--- Exercise materials ---

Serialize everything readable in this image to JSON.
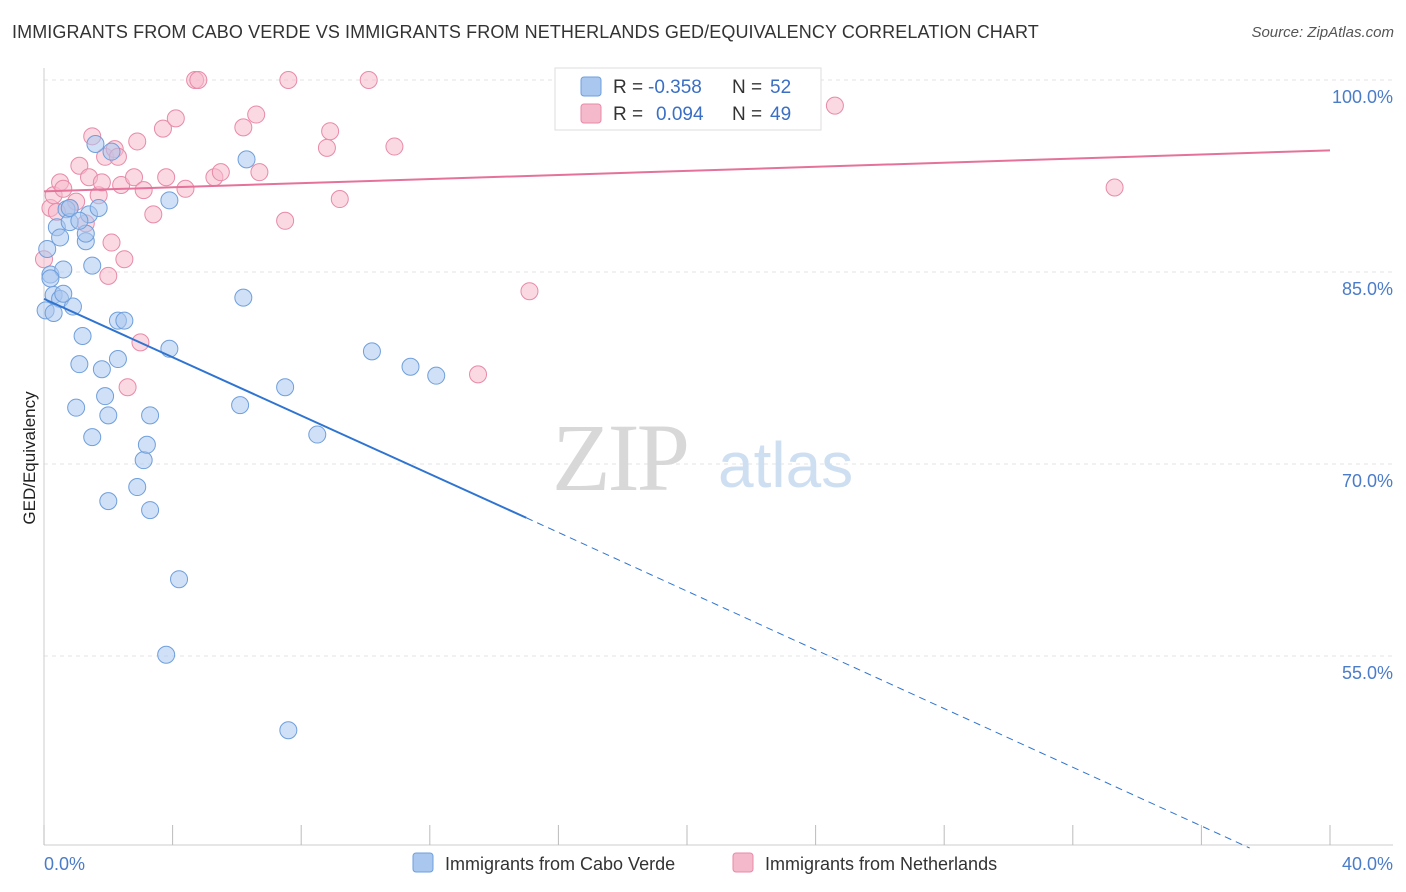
{
  "header": {
    "title": "IMMIGRANTS FROM CABO VERDE VS IMMIGRANTS FROM NETHERLANDS GED/EQUIVALENCY CORRELATION CHART",
    "source": "Source: ZipAtlas.com"
  },
  "watermark": {
    "part1": "ZIP",
    "part2": "atlas"
  },
  "legend": {
    "r_label": "R =",
    "n_label": "N =",
    "rows": [
      {
        "r": "-0.358",
        "n": "52"
      },
      {
        "r": "0.094",
        "n": "49"
      }
    ]
  },
  "colors": {
    "blue_fill": "#a9c7ef",
    "blue_stroke": "#6f9fdc",
    "blue_line": "#2f74d0",
    "pink_fill": "#f5b9cc",
    "pink_stroke": "#e88aa8",
    "pink_line": "#e4729a"
  },
  "chart_data": {
    "type": "scatter",
    "title": "IMMIGRANTS FROM CABO VERDE VS IMMIGRANTS FROM NETHERLANDS GED/EQUIVALENCY CORRELATION CHART",
    "xlabel": "",
    "ylabel": "GED/Equivalency",
    "xlim": [
      0,
      40
    ],
    "ylim": [
      40,
      102.5
    ],
    "x_tick_labels": [
      "0.0%",
      "40.0%"
    ],
    "y_ticks": [
      55,
      70,
      85,
      100
    ],
    "y_tick_labels": [
      "55.0%",
      "70.0%",
      "85.0%",
      "100.0%"
    ],
    "legend_position": "top-center",
    "series": [
      {
        "name": "Immigrants from Cabo Verde",
        "color": "#a9c7ef",
        "points": [
          [
            0.1,
            86.8
          ],
          [
            0.2,
            84.8
          ],
          [
            0.3,
            83.2
          ],
          [
            0.4,
            88.5
          ],
          [
            0.5,
            87.7
          ],
          [
            0.5,
            82.9
          ],
          [
            0.6,
            85.2
          ],
          [
            0.7,
            89.9
          ],
          [
            0.8,
            88.9
          ],
          [
            0.9,
            82.3
          ],
          [
            1.0,
            74.4
          ],
          [
            1.1,
            77.8
          ],
          [
            1.2,
            80.0
          ],
          [
            1.3,
            87.4
          ],
          [
            1.4,
            89.5
          ],
          [
            1.5,
            85.5
          ],
          [
            1.5,
            72.1
          ],
          [
            1.6,
            95.0
          ],
          [
            1.7,
            90.0
          ],
          [
            1.8,
            77.4
          ],
          [
            1.9,
            75.3
          ],
          [
            2.0,
            73.8
          ],
          [
            2.0,
            67.1
          ],
          [
            2.1,
            94.4
          ],
          [
            2.3,
            78.2
          ],
          [
            2.3,
            81.2
          ],
          [
            2.5,
            81.2
          ],
          [
            2.9,
            68.2
          ],
          [
            3.1,
            70.3
          ],
          [
            3.2,
            71.5
          ],
          [
            3.3,
            73.8
          ],
          [
            3.3,
            66.4
          ],
          [
            3.8,
            55.1
          ],
          [
            3.9,
            79.0
          ],
          [
            3.9,
            90.6
          ],
          [
            4.2,
            61.0
          ],
          [
            6.1,
            74.6
          ],
          [
            6.2,
            83.0
          ],
          [
            6.3,
            93.8
          ],
          [
            7.5,
            76.0
          ],
          [
            7.6,
            49.2
          ],
          [
            8.5,
            72.3
          ],
          [
            10.2,
            78.8
          ],
          [
            11.4,
            77.6
          ],
          [
            12.2,
            76.9
          ],
          [
            0.05,
            82.0
          ],
          [
            0.3,
            81.8
          ],
          [
            0.6,
            83.3
          ],
          [
            1.3,
            88.0
          ],
          [
            0.2,
            84.5
          ],
          [
            0.8,
            90.0
          ],
          [
            1.1,
            89.0
          ]
        ],
        "trend": {
          "x_start": 0,
          "y_start": 82.9,
          "x_solid_end": 15.0,
          "y_solid_end": 65.8,
          "x_end": 37.5,
          "y_end": 40.0
        }
      },
      {
        "name": "Immigrants from Netherlands",
        "color": "#f5b9cc",
        "points": [
          [
            0.0,
            86.0
          ],
          [
            0.2,
            90.0
          ],
          [
            0.3,
            91.0
          ],
          [
            0.5,
            92.0
          ],
          [
            0.6,
            91.5
          ],
          [
            0.8,
            90.0
          ],
          [
            1.0,
            90.5
          ],
          [
            1.1,
            93.3
          ],
          [
            1.3,
            88.8
          ],
          [
            1.4,
            92.4
          ],
          [
            1.5,
            95.6
          ],
          [
            1.7,
            91.0
          ],
          [
            1.8,
            92.0
          ],
          [
            1.9,
            94.0
          ],
          [
            2.0,
            84.7
          ],
          [
            2.1,
            87.3
          ],
          [
            2.2,
            94.6
          ],
          [
            2.3,
            94.0
          ],
          [
            2.4,
            91.8
          ],
          [
            2.5,
            86.0
          ],
          [
            2.6,
            76.0
          ],
          [
            2.8,
            92.4
          ],
          [
            2.9,
            95.2
          ],
          [
            3.0,
            79.5
          ],
          [
            3.1,
            91.4
          ],
          [
            3.4,
            89.5
          ],
          [
            3.7,
            96.2
          ],
          [
            3.8,
            92.4
          ],
          [
            4.1,
            97.0
          ],
          [
            4.4,
            91.5
          ],
          [
            4.7,
            100.0
          ],
          [
            4.8,
            100.0
          ],
          [
            5.3,
            92.4
          ],
          [
            5.5,
            92.8
          ],
          [
            6.2,
            96.3
          ],
          [
            6.6,
            97.3
          ],
          [
            6.7,
            92.8
          ],
          [
            7.5,
            89.0
          ],
          [
            7.6,
            100.0
          ],
          [
            8.8,
            94.7
          ],
          [
            8.9,
            96.0
          ],
          [
            9.2,
            90.7
          ],
          [
            10.1,
            100.0
          ],
          [
            10.9,
            94.8
          ],
          [
            13.5,
            77.0
          ],
          [
            15.1,
            83.5
          ],
          [
            24.6,
            98.0
          ],
          [
            33.3,
            91.6
          ],
          [
            0.4,
            89.7
          ]
        ],
        "trend": {
          "x_start": 0,
          "y_start": 91.3,
          "x_end": 40,
          "y_end": 94.5
        }
      }
    ]
  },
  "bottom_legend": [
    {
      "label": "Immigrants from Cabo Verde"
    },
    {
      "label": "Immigrants from Netherlands"
    }
  ]
}
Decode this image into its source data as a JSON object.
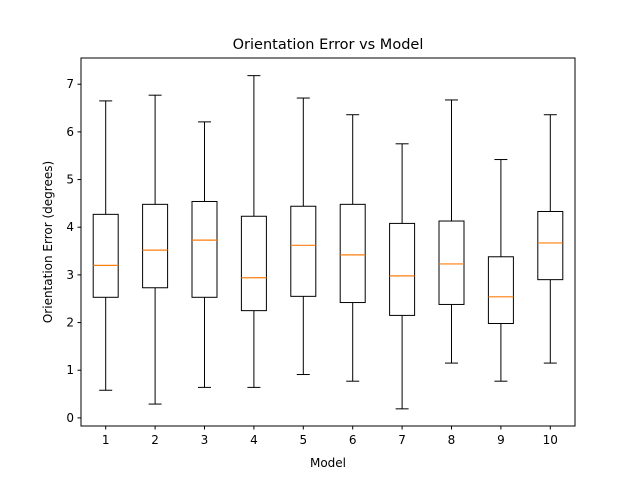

---

- [Instructions to follow]: Omit the pictures, then quote the rest of the material above exactly.

- [Expected answer]:
Serialize everything readable in this image to JSON.
{
  "header": {
    "title": "IMMIGRANTS FROM CABO VERDE VS IMMIGRANTS FROM NETHERLANDS GED/EQUIVALENCY CORRELATION CHART",
    "source": "Source: ZipAtlas.com"
  },
  "watermark": {
    "part1": "ZIP",
    "part2": "atlas"
  },
  "legend": {
    "r_label": "R =",
    "n_label": "N =",
    "rows": [
      {
        "r": "-0.358",
        "n": "52"
      },
      {
        "r": "0.094",
        "n": "49"
      }
    ]
  },
  "colors": {
    "blue_fill": "#a9c7ef",
    "blue_stroke": "#6f9fdc",
    "blue_line": "#2f74d0",
    "pink_fill": "#f5b9cc",
    "pink_stroke": "#e88aa8",
    "pink_line": "#e4729a"
  },
  "chart_data": {
    "type": "scatter",
    "title": "IMMIGRANTS FROM CABO VERDE VS IMMIGRANTS FROM NETHERLANDS GED/EQUIVALENCY CORRELATION CHART",
    "xlabel": "",
    "ylabel": "GED/Equivalency",
    "xlim": [
      0,
      40
    ],
    "ylim": [
      40,
      102.5
    ],
    "x_tick_labels": [
      "0.0%",
      "40.0%"
    ],
    "y_ticks": [
      55,
      70,
      85,
      100
    ],
    "y_tick_labels": [
      "55.0%",
      "70.0%",
      "85.0%",
      "100.0%"
    ],
    "legend_position": "top-center",
    "series": [
      {
        "name": "Immigrants from Cabo Verde",
        "color": "#a9c7ef",
        "points": [
          [
            0.1,
            86.8
          ],
          [
            0.2,
            84.8
          ],
          [
            0.3,
            83.2
          ],
          [
            0.4,
            88.5
          ],
          [
            0.5,
            87.7
          ],
          [
            0.5,
            82.9
          ],
          [
            0.6,
            85.2
          ],
          [
            0.7,
            89.9
          ],
          [
            0.8,
            88.9
          ],
          [
            0.9,
            82.3
          ],
          [
            1.0,
            74.4
          ],
          [
            1.1,
            77.8
          ],
          [
            1.2,
            80.0
          ],
          [
            1.3,
            87.4
          ],
          [
            1.4,
            89.5
          ],
          [
            1.5,
            85.5
          ],
          [
            1.5,
            72.1
          ],
          [
            1.6,
            95.0
          ],
          [
            1.7,
            90.0
          ],
          [
            1.8,
            77.4
          ],
          [
            1.9,
            75.3
          ],
          [
            2.0,
            73.8
          ],
          [
            2.0,
            67.1
          ],
          [
            2.1,
            94.4
          ],
          [
            2.3,
            78.2
          ],
          [
            2.3,
            81.2
          ],
          [
            2.5,
            81.2
          ],
          [
            2.9,
            68.2
          ],
          [
            3.1,
            70.3
          ],
          [
            3.2,
            71.5
          ],
          [
            3.3,
            73.8
          ],
          [
            3.3,
            66.4
          ],
          [
            3.8,
            55.1
          ],
          [
            3.9,
            79.0
          ],
          [
            3.9,
            90.6
          ],
          [
            4.2,
            61.0
          ],
          [
            6.1,
            74.6
          ],
          [
            6.2,
            83.0
          ],
          [
            6.3,
            93.8
          ],
          [
            7.5,
            76.0
          ],
          [
            7.6,
            49.2
          ],
          [
            8.5,
            72.3
          ],
          [
            10.2,
            78.8
          ],
          [
            11.4,
            77.6
          ],
          [
            12.2,
            76.9
          ],
          [
            0.05,
            82.0
          ],
          [
            0.3,
            81.8
          ],
          [
            0.6,
            83.3
          ],
          [
            1.3,
            88.0
          ],
          [
            0.2,
            84.5
          ],
          [
            0.8,
            90.0
          ],
          [
            1.1,
            89.0
          ]
        ],
        "trend": {
          "x_start": 0,
          "y_start": 82.9,
          "x_solid_end": 15.0,
          "y_solid_end": 65.8,
          "x_end": 37.5,
          "y_end": 40.0
        }
      },
      {
        "name": "Immigrants from Netherlands",
        "color": "#f5b9cc",
        "points": [
          [
            0.0,
            86.0
          ],
          [
            0.2,
            90.0
          ],
          [
            0.3,
            91.0
          ],
          [
            0.5,
            92.0
          ],
          [
            0.6,
            91.5
          ],
          [
            0.8,
            90.0
          ],
          [
            1.0,
            90.5
          ],
          [
            1.1,
            93.3
          ],
          [
            1.3,
            88.8
          ],
          [
            1.4,
            92.4
          ],
          [
            1.5,
            95.6
          ],
          [
            1.7,
            91.0
          ],
          [
            1.8,
            92.0
          ],
          [
            1.9,
            94.0
          ],
          [
            2.0,
            84.7
          ],
          [
            2.1,
            87.3
          ],
          [
            2.2,
            94.6
          ],
          [
            2.3,
            94.0
          ],
          [
            2.4,
            91.8
          ],
          [
            2.5,
            86.0
          ],
          [
            2.6,
            76.0
          ],
          [
            2.8,
            92.4
          ],
          [
            2.9,
            95.2
          ],
          [
            3.0,
            79.5
          ],
          [
            3.1,
            91.4
          ],
          [
            3.4,
            89.5
          ],
          [
            3.7,
            96.2
          ],
          [
            3.8,
            92.4
          ],
          [
            4.1,
            97.0
          ],
          [
            4.4,
            91.5
          ],
          [
            4.7,
            100.0
          ],
          [
            4.8,
            100.0
          ],
          [
            5.3,
            92.4
          ],
          [
            5.5,
            92.8
          ],
          [
            6.2,
            96.3
          ],
          [
            6.6,
            97.3
          ],
          [
            6.7,
            92.8
          ],
          [
            7.5,
            89.0
          ],
          [
            7.6,
            100.0
          ],
          [
            8.8,
            94.7
          ],
          [
            8.9,
            96.0
          ],
          [
            9.2,
            90.7
          ],
          [
            10.1,
            100.0
          ],
          [
            10.9,
            94.8
          ],
          [
            13.5,
            77.0
          ],
          [
            15.1,
            83.5
          ],
          [
            24.6,
            98.0
          ],
          [
            33.3,
            91.6
          ],
          [
            0.4,
            89.7
          ]
        ],
        "trend": {
          "x_start": 0,
          "y_start": 91.3,
          "x_end": 40,
          "y_end": 94.5
        }
      }
    ]
  },
  "bottom_legend": [
    {
      "label": "Immigrants from Cabo Verde"
    },
    {
      "label": "Immigrants from Netherlands"
    }
  ]
}
Decode this image into its source data as a JSON object.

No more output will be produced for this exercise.